• _WHAT IS BEING ASKED_
Copy nothing before the line that contains "What text is on this page?"; from there, transcribe each line exactly through the end of the material, omitting pictures.

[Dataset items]
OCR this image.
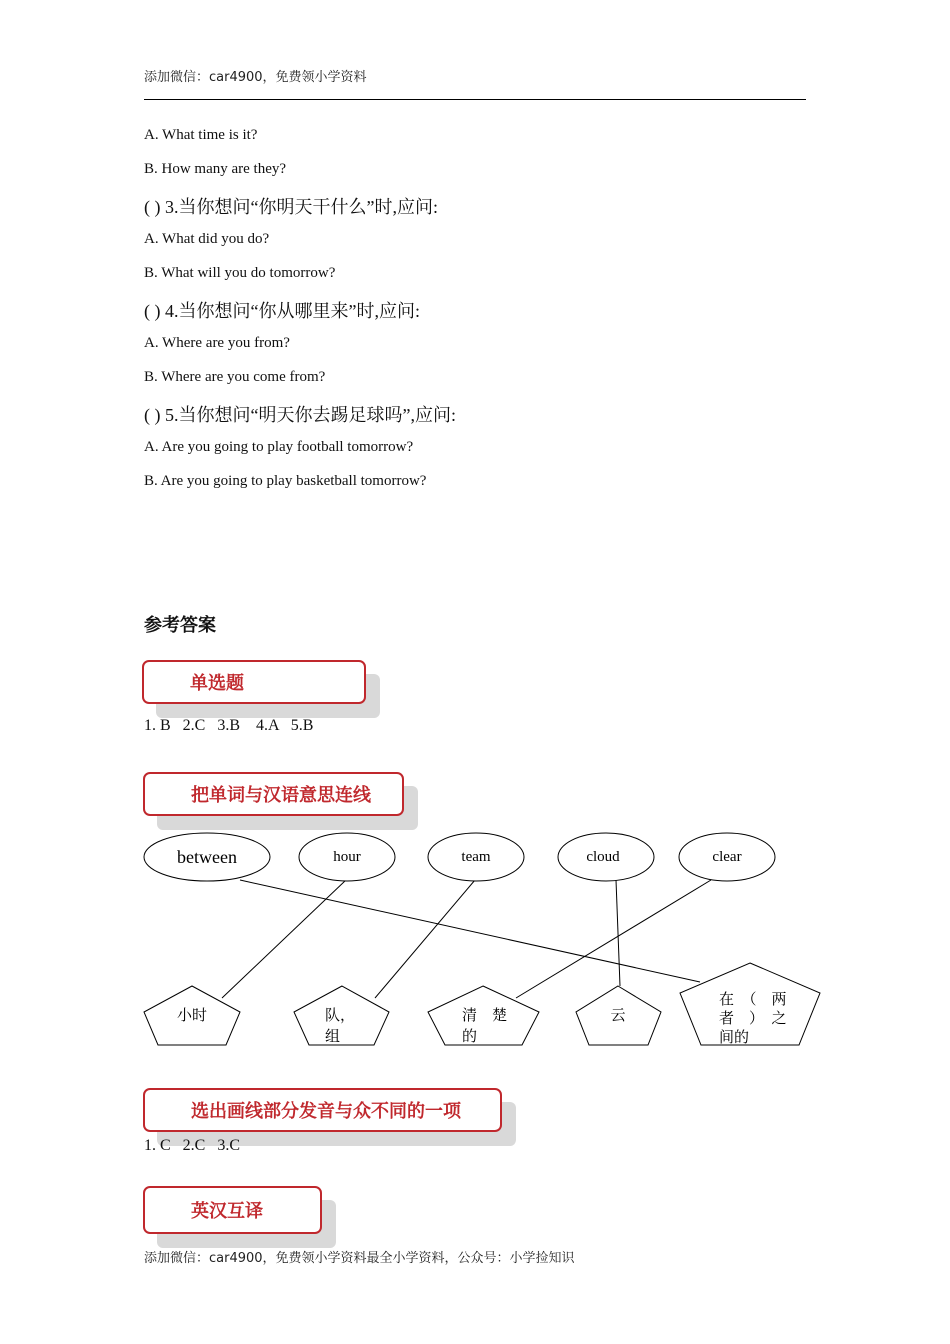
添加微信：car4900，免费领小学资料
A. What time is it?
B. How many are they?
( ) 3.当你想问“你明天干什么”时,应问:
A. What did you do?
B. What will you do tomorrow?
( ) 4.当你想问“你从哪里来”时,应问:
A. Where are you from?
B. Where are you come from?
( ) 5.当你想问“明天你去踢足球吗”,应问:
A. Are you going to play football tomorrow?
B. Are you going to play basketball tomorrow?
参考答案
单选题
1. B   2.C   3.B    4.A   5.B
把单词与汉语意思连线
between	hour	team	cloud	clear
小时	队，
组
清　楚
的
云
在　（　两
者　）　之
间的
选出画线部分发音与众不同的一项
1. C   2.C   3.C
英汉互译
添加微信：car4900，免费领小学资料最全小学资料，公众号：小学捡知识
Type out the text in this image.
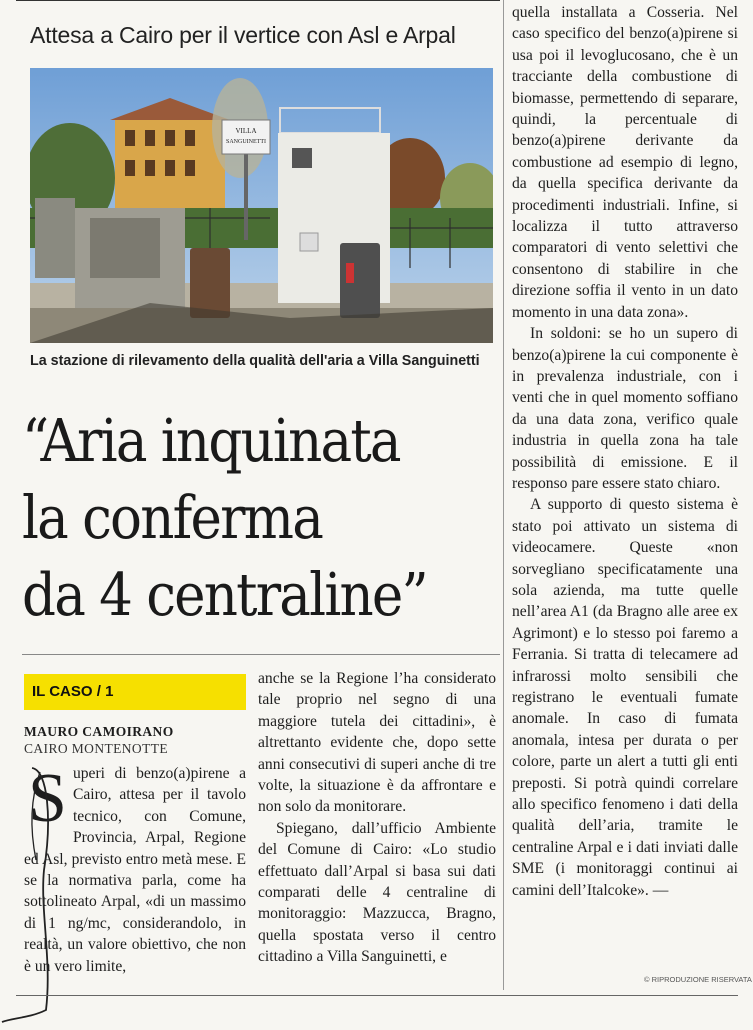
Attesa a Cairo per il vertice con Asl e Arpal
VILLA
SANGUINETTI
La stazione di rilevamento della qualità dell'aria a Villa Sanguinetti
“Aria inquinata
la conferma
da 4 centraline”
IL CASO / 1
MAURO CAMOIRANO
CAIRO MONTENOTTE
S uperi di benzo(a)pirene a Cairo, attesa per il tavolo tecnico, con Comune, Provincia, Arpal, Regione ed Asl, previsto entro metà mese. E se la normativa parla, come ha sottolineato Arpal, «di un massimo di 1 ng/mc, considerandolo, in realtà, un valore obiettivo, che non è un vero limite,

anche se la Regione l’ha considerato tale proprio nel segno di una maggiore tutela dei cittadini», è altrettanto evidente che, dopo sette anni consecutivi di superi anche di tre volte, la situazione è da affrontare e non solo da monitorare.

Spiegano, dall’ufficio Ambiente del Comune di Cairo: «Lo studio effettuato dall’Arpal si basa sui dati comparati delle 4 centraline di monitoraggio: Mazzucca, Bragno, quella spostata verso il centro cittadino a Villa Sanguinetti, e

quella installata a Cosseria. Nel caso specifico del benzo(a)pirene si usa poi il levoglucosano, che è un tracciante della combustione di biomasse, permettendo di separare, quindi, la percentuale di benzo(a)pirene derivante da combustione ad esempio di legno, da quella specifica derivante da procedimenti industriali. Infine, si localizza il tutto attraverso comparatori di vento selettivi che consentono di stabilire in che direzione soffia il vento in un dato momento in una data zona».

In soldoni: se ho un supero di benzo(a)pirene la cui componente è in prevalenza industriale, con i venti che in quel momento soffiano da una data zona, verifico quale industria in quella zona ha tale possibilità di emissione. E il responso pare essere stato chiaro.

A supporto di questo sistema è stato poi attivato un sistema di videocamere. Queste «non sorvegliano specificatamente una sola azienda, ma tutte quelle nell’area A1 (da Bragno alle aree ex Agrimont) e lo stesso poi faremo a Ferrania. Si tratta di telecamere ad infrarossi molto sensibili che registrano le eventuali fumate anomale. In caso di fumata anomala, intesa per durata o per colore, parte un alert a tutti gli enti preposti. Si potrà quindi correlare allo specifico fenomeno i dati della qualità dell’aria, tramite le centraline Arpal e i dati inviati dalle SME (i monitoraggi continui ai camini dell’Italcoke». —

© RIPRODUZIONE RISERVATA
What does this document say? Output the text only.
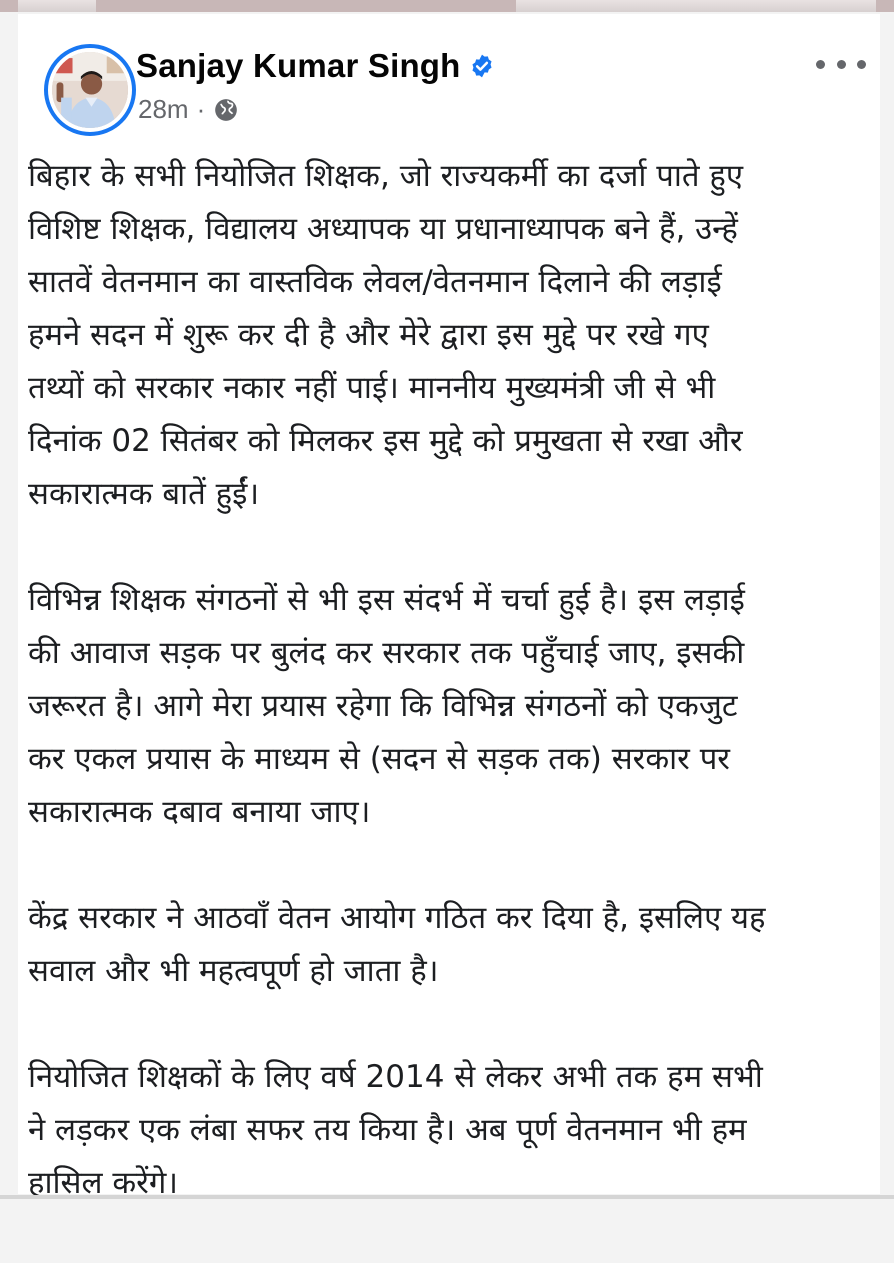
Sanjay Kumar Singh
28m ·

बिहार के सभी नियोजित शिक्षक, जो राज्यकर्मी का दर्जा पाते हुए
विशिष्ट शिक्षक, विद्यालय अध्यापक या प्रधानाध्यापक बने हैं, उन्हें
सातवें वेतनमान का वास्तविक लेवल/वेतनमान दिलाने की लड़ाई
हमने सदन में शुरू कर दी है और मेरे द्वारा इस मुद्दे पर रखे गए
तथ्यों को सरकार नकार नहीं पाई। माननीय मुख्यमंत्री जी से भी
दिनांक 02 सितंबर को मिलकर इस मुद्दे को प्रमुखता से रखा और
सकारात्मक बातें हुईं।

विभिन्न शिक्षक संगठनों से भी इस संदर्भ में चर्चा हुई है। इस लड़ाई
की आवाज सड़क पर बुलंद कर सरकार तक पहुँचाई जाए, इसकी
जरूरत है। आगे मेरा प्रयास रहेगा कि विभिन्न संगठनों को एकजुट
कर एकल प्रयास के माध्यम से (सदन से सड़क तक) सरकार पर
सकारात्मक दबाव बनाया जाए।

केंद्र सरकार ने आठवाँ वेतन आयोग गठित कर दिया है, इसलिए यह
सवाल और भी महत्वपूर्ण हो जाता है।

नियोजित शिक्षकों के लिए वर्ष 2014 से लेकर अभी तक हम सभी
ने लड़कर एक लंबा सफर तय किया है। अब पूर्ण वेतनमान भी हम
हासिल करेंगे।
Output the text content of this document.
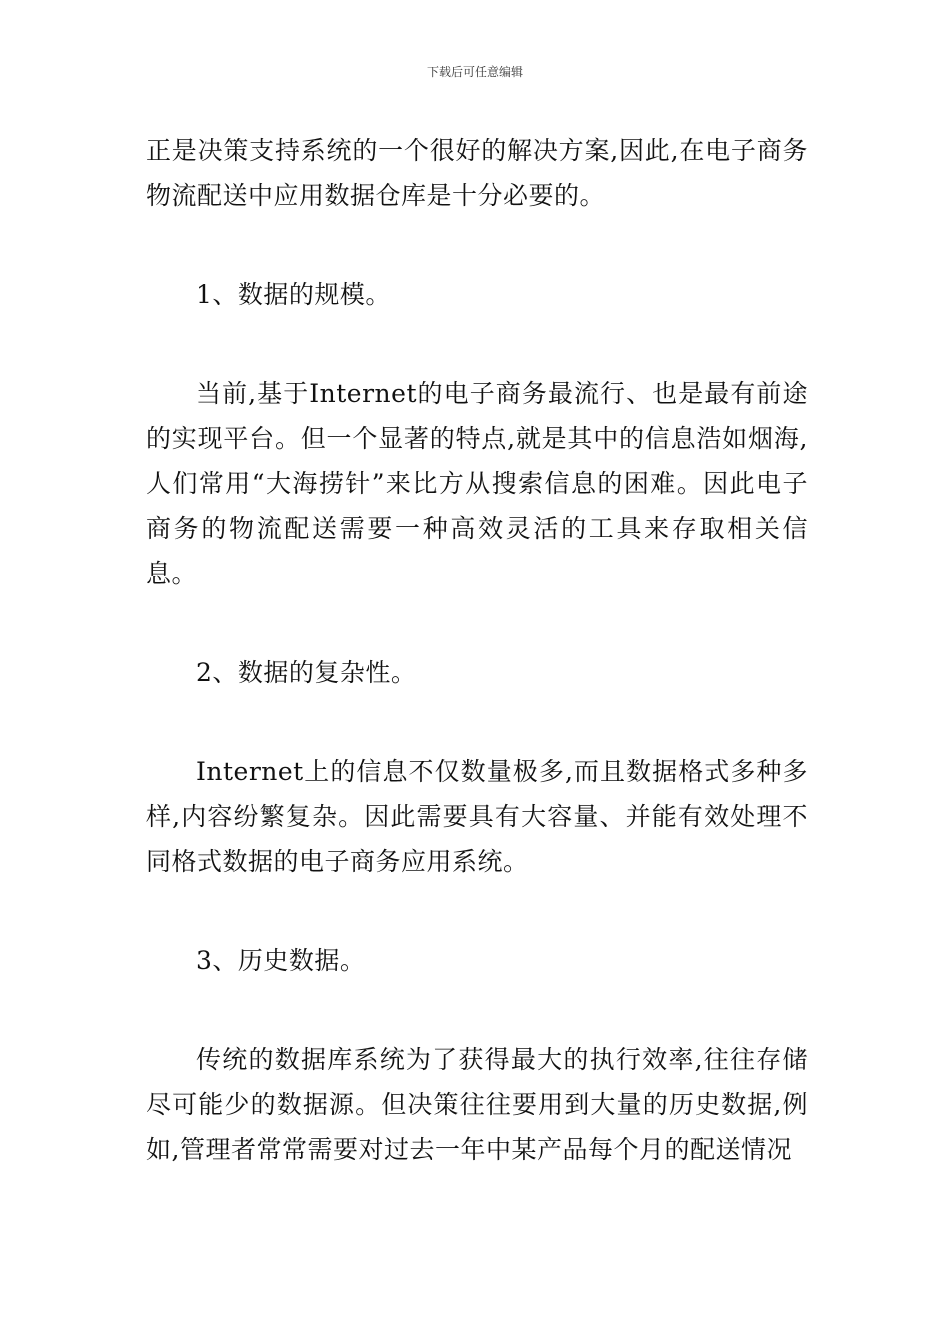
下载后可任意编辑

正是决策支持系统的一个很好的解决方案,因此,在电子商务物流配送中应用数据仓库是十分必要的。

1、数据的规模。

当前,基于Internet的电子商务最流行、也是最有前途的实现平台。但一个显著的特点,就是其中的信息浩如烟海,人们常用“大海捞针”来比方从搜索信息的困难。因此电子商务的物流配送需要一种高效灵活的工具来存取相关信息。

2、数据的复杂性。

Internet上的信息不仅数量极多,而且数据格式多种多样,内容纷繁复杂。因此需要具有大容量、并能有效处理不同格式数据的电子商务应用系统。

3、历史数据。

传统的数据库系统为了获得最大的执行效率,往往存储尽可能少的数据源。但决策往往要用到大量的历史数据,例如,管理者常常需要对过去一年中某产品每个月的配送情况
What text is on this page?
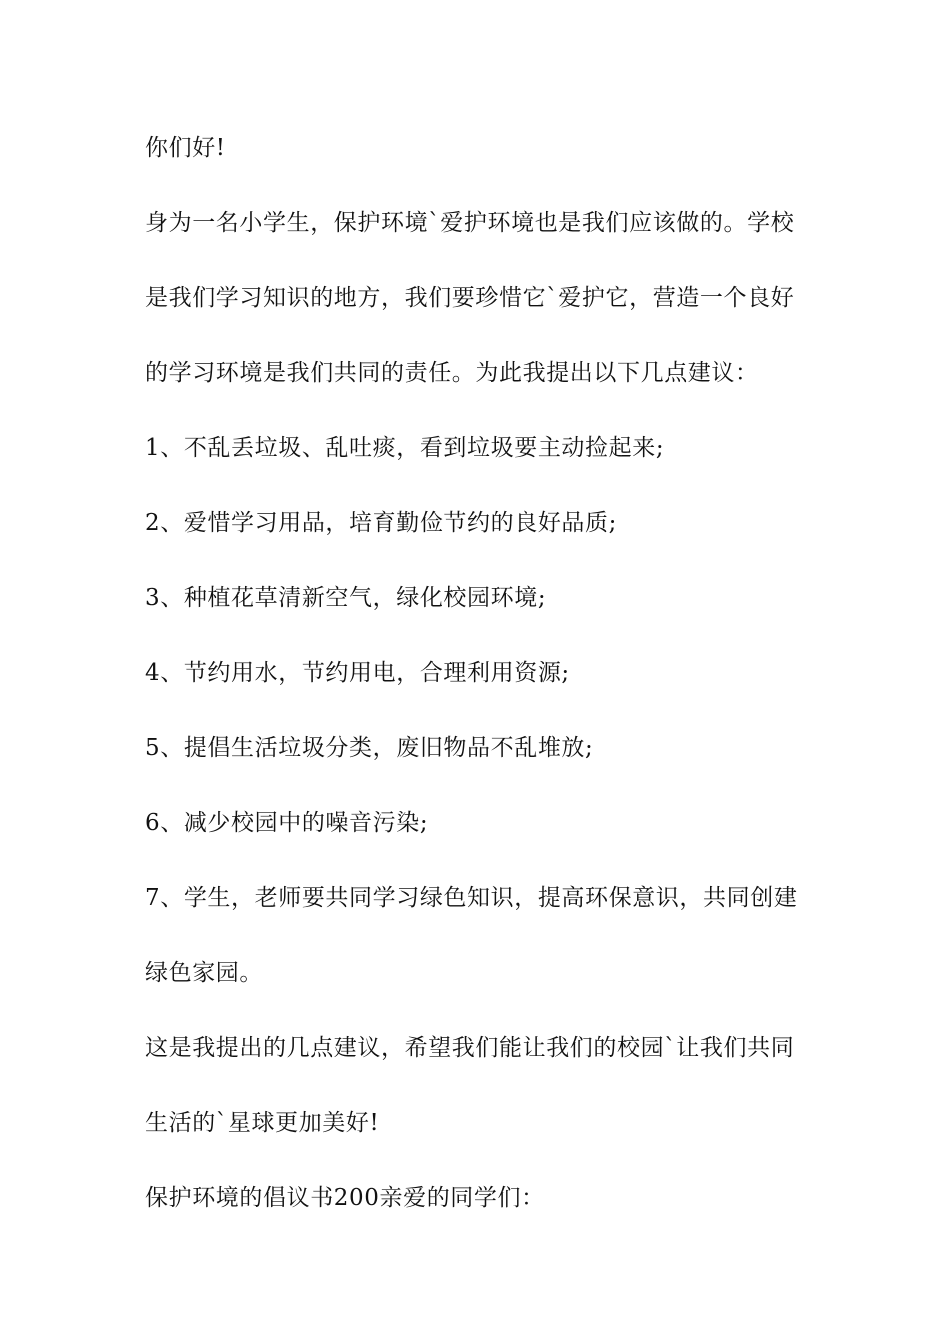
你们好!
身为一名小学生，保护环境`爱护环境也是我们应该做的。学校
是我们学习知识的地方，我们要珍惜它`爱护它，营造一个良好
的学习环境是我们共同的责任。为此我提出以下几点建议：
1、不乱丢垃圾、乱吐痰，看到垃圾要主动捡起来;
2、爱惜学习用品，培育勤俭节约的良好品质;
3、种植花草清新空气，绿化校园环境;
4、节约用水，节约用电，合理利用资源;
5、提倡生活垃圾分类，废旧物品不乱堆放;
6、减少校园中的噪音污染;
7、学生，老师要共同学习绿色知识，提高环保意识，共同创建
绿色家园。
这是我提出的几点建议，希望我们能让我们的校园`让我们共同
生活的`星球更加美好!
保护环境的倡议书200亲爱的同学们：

• _RESPONSE BELOW_
What text is on this page?
你们好!
身为一名小学生，保护环境`爱护环境也是我们应该做的。学校
是我们学习知识的地方，我们要珍惜它`爱护它，营造一个良好
的学习环境是我们共同的责任。为此我提出以下几点建议：
1、不乱丢垃圾、乱吐痰，看到垃圾要主动捡起来;
2、爱惜学习用品，培育勤俭节约的良好品质;
3、种植花草清新空气，绿化校园环境;
4、节约用水，节约用电，合理利用资源;
5、提倡生活垃圾分类，废旧物品不乱堆放;
6、减少校园中的噪音污染;
7、学生，老师要共同学习绿色知识，提高环保意识，共同创建
绿色家园。
这是我提出的几点建议，希望我们能让我们的校园`让我们共同
生活的`星球更加美好!
保护环境的倡议书200亲爱的同学们：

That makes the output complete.